** START DATA ROWS **
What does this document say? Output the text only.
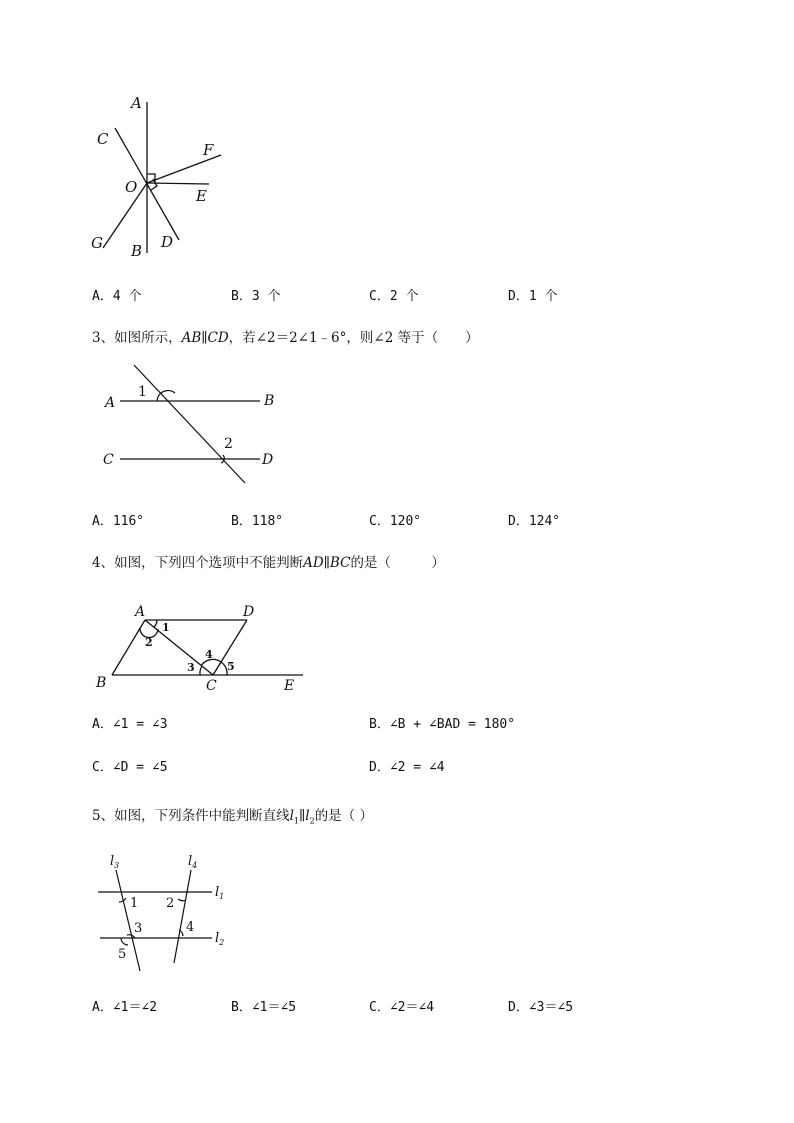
A
C
F
O	E
G B D
A．4 个	B．3 个	C．2 个	D．1 个
3、如图所示，AB∥CD，若∠2＝2∠1﹣6°，则∠2 等于（　　）
A	B
C	D
1
2
A．116°	B．118°	C．120°	D．124°
4、如图，下列四个选项中不能判断AD∥BC的是（　　　）
A	D
B	C	E
1
2
3
4
5
A．∠1 = ∠3	B．∠B + ∠BAD = 180°
C．∠D = ∠5	D．∠2 = ∠4
5、如图，下列条件中能判断直线$l_1\parallel l_2$的是（ ）
$l_3$	$l_4$
$l_1$
$l_2$
1 2
3	4
5
A．∠1＝∠2	B．∠1＝∠5	C．∠2＝∠4	D．∠3＝∠5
** END DATA ROWS **
• **DO THIS**
Leave out the pictures and copy everything else in the records word for word.

• **OUTPUT**
What does this document say? Output the text only.
A
C
F
O	E
G B D
A．4 个	B．3 个	C．2 个	D．1 个
3、如图所示，AB∥CD，若∠2＝2∠1﹣6°，则∠2 等于（　　）
A	B
C	D
1
2
A．116°	B．118°	C．120°	D．124°
4、如图，下列四个选项中不能判断AD∥BC的是（　　　）
A	D
B	C	E
1
2
3
4
5
A．∠1 = ∠3	B．∠B + ∠BAD = 180°
C．∠D = ∠5	D．∠2 = ∠4
5、如图，下列条件中能判断直线$l_1\parallel l_2$的是（ ）
$l_3$	$l_4$
$l_1$
$l_2$
1 2
3	4
5
A．∠1＝∠2	B．∠1＝∠5	C．∠2＝∠4	D．∠3＝∠5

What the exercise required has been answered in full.